What you will do: List every line below containing "Grundlage".

————————

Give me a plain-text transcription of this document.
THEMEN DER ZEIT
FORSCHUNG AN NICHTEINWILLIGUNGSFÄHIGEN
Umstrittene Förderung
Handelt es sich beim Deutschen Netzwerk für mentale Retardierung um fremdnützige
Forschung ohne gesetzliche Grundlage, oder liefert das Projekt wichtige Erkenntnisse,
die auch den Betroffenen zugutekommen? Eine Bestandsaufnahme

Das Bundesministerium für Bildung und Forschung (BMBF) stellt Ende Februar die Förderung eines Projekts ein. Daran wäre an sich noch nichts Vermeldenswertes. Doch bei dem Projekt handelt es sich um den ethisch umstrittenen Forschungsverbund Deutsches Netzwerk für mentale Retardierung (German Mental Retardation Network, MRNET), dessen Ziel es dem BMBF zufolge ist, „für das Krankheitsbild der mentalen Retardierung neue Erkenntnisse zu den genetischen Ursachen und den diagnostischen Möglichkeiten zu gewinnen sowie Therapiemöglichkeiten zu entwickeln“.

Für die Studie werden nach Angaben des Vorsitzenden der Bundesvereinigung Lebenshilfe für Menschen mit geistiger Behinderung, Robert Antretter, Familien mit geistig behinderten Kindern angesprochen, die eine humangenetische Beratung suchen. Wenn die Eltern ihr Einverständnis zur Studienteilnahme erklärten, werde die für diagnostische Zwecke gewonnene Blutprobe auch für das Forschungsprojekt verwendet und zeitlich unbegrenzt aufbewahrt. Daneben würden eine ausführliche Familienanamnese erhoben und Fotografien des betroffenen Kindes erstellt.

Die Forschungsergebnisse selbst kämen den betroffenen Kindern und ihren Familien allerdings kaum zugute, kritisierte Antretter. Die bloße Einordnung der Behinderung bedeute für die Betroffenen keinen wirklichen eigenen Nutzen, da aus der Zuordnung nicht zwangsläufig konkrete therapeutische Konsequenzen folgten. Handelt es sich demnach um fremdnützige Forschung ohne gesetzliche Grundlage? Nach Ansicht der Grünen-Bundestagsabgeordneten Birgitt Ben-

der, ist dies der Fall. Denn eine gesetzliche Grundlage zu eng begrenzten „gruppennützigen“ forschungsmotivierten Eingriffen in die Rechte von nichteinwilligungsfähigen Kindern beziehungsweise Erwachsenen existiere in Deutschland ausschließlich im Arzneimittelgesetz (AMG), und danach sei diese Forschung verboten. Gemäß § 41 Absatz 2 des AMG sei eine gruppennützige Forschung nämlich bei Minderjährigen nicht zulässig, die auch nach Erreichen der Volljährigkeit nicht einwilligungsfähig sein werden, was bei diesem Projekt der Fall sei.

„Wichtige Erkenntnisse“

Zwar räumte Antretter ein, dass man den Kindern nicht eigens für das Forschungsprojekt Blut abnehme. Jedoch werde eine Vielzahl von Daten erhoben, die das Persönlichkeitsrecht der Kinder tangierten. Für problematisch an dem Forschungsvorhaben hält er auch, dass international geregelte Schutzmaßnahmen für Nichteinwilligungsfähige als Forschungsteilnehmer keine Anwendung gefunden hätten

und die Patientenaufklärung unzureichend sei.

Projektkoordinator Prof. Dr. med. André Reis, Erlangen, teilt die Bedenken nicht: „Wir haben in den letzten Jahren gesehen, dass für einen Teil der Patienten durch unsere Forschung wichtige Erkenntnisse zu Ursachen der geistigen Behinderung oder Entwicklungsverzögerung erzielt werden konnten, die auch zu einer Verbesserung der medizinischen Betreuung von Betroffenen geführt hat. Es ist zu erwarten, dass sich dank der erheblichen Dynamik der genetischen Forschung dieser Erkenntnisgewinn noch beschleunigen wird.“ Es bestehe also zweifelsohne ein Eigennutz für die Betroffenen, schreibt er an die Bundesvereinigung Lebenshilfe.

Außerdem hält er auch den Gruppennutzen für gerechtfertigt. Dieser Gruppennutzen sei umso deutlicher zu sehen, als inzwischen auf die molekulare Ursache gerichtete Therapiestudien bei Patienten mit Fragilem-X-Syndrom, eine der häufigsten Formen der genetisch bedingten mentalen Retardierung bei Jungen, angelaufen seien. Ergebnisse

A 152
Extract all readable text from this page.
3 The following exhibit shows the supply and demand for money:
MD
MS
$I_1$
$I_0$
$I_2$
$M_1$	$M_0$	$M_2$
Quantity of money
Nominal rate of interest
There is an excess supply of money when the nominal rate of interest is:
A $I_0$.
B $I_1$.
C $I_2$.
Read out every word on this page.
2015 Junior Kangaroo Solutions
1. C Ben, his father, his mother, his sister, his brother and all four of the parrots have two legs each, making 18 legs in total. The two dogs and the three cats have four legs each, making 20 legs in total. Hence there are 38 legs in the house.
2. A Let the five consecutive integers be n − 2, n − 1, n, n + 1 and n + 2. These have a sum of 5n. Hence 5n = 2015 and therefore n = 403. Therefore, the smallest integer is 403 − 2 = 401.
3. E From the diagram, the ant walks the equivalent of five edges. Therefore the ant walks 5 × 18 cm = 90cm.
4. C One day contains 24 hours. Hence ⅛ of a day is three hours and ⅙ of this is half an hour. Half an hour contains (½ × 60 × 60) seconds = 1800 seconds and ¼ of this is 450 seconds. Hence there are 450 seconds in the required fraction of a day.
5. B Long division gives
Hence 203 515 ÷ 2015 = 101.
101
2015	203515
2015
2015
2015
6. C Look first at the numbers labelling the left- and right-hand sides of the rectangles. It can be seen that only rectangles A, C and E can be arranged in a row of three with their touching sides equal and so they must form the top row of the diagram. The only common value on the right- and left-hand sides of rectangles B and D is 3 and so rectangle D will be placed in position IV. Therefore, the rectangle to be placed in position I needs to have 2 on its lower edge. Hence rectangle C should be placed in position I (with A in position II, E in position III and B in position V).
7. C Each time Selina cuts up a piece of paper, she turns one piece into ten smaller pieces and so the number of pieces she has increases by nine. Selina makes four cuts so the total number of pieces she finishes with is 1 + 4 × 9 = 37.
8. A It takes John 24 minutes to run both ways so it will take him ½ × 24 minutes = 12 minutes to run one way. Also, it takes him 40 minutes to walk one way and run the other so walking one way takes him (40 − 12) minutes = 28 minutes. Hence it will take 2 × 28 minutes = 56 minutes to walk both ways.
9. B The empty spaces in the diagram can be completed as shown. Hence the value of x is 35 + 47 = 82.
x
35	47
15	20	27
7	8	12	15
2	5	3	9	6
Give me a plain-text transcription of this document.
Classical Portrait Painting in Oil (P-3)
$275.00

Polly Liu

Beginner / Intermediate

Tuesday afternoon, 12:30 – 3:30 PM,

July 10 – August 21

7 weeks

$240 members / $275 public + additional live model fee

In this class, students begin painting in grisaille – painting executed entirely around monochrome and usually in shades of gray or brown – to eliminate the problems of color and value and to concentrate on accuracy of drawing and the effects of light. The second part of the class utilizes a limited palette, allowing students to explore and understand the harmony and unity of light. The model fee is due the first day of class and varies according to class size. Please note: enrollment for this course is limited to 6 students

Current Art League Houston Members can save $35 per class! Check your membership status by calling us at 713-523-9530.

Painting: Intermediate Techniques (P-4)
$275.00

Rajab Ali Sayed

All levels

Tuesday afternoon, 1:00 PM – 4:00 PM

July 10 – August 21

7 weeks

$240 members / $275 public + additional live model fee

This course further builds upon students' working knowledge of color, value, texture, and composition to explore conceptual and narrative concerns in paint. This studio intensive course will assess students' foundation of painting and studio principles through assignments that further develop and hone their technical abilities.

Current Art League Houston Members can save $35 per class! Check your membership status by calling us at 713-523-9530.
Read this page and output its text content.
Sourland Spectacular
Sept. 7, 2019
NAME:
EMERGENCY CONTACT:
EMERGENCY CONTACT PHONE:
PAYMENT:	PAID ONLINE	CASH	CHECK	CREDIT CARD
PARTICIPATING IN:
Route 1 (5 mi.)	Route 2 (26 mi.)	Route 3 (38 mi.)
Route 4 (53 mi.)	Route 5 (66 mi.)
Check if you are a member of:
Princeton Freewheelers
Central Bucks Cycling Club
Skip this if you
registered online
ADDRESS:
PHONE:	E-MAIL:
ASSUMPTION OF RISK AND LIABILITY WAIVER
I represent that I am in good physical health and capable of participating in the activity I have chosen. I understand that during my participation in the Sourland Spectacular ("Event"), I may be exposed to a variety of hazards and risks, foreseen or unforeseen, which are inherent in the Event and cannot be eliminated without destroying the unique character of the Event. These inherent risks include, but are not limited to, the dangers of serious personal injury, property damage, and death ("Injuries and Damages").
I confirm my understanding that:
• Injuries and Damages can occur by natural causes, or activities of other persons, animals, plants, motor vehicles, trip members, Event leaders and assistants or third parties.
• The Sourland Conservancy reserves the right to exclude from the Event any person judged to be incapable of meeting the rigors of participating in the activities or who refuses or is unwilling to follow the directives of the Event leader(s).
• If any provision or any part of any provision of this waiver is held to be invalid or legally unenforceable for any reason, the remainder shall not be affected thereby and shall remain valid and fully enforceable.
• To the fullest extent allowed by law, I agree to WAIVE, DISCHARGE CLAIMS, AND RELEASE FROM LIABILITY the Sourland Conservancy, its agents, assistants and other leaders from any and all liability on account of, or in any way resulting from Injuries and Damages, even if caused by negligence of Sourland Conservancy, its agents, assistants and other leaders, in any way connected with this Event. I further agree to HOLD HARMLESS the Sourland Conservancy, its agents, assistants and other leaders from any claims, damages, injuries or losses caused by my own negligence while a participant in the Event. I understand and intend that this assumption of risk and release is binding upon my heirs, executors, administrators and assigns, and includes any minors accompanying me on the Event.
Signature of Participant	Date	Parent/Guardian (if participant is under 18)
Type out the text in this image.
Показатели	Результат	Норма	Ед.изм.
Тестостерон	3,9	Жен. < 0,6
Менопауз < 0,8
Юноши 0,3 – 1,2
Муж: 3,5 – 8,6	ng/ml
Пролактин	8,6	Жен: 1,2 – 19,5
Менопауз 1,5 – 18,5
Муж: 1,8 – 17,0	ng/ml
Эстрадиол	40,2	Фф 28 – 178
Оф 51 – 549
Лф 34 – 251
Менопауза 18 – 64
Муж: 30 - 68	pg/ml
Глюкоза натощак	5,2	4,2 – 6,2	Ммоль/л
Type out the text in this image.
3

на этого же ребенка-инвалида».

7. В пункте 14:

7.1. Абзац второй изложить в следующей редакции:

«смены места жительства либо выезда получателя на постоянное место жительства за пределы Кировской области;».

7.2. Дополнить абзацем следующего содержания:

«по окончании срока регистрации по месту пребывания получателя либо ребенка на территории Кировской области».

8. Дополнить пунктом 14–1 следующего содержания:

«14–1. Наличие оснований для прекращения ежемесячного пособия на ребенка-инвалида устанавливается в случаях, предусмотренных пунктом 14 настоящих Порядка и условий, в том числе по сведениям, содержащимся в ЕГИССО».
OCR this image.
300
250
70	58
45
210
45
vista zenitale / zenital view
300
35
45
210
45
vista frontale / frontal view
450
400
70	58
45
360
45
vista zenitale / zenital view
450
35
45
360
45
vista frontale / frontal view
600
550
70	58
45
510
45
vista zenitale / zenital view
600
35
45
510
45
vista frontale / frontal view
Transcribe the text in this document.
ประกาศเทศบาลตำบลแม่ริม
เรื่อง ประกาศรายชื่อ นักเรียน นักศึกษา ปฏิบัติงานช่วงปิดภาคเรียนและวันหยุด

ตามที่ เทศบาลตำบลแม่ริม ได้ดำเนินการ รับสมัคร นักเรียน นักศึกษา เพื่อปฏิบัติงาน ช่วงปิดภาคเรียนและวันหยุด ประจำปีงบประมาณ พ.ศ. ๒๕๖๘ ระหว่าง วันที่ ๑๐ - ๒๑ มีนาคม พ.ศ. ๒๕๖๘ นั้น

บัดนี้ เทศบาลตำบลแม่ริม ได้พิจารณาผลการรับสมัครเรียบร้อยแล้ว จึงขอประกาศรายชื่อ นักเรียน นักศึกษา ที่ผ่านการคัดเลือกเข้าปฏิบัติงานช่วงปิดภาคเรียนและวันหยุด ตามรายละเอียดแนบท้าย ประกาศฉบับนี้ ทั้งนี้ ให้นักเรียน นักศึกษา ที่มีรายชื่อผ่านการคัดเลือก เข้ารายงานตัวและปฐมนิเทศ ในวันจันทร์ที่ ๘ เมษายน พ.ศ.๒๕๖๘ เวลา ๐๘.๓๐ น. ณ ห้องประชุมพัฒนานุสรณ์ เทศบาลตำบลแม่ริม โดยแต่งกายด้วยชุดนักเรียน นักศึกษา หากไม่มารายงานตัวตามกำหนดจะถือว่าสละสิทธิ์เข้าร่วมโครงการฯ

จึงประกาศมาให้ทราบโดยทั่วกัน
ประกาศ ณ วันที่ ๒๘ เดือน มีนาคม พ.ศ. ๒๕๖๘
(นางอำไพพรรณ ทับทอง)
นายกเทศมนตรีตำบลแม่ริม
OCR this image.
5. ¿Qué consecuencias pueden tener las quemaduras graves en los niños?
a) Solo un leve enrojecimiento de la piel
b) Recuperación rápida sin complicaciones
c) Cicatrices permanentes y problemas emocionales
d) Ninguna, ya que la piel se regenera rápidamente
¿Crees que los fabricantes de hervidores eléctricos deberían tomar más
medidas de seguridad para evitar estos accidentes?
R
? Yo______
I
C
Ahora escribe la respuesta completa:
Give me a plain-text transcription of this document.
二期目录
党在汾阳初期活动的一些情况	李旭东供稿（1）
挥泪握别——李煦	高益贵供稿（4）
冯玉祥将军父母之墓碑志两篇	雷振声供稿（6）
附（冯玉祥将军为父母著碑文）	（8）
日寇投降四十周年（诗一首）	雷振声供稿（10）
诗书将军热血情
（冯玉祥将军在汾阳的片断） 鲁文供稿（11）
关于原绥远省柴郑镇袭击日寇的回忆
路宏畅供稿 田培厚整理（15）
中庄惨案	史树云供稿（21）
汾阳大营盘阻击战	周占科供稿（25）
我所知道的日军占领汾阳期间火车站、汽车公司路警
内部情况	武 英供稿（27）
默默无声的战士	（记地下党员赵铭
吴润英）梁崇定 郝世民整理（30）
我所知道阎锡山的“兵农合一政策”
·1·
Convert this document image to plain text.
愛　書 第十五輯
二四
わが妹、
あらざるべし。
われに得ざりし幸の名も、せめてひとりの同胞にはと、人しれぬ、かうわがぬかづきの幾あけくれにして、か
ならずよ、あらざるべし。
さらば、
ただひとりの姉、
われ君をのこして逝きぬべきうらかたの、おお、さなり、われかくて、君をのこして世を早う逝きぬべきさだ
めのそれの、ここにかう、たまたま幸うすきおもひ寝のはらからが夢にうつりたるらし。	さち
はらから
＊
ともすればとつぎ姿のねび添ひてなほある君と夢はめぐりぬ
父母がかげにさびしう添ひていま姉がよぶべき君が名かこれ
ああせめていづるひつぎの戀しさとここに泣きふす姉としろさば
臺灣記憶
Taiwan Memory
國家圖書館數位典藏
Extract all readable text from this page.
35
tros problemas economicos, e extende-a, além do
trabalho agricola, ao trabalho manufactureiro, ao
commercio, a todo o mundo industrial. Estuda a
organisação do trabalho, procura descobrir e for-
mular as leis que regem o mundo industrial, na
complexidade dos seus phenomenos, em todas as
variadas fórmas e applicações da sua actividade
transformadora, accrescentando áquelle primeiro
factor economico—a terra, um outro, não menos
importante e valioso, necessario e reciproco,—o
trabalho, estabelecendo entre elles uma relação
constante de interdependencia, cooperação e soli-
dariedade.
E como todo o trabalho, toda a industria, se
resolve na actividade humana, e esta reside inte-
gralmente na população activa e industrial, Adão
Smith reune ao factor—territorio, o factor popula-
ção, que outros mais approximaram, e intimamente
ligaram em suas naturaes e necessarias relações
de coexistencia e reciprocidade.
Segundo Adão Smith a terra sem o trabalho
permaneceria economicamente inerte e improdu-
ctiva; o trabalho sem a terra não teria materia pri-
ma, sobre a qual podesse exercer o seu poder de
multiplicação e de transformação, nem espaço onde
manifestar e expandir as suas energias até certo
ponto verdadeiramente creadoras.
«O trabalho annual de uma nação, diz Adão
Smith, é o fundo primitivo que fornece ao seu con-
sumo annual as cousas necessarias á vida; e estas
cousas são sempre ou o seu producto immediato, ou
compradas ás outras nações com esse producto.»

————————

In response:
Forschung ohne gesetzliche Grundlage, oder liefert das Projekt wichtige Erkenntnisse,
Die Forschungsergebnisse selbst kämen den betroffenen Kindern und ihren Familien allerdings kaum zugute, kritisierte Antretter. Die bloße Einordnung der Behinderung bedeute für die Betroffenen keinen wirklichen eigenen Nutzen, da aus der Zuordnung nicht zwangsläufig konkrete therapeutische Konsequenzen folgten. Handelt es sich demnach um fremdnützige Forschung ohne gesetzliche Grundlage? Nach Ansicht der Grünen-Bundestagsabgeordneten Birgitt Ben-
der, ist dies der Fall. Denn eine gesetzliche Grundlage zu eng begrenzten „gruppennützigen“ forschungsmotivierten Eingriffen in die Rechte von nichteinwilligungsfähigen Kindern beziehungsweise Erwachsenen existiere in Deutschland ausschließlich im Arzneimittelgesetz (AMG), und danach sei diese Forschung verboten. Gemäß § 41 Absatz 2 des AMG sei eine gruppennützige Forschung nämlich bei Minderjährigen nicht zulässig, die auch nach Erreichen der Volljährigkeit nicht einwilligungsfähig sein werden, was bei diesem Projekt der Fall sei.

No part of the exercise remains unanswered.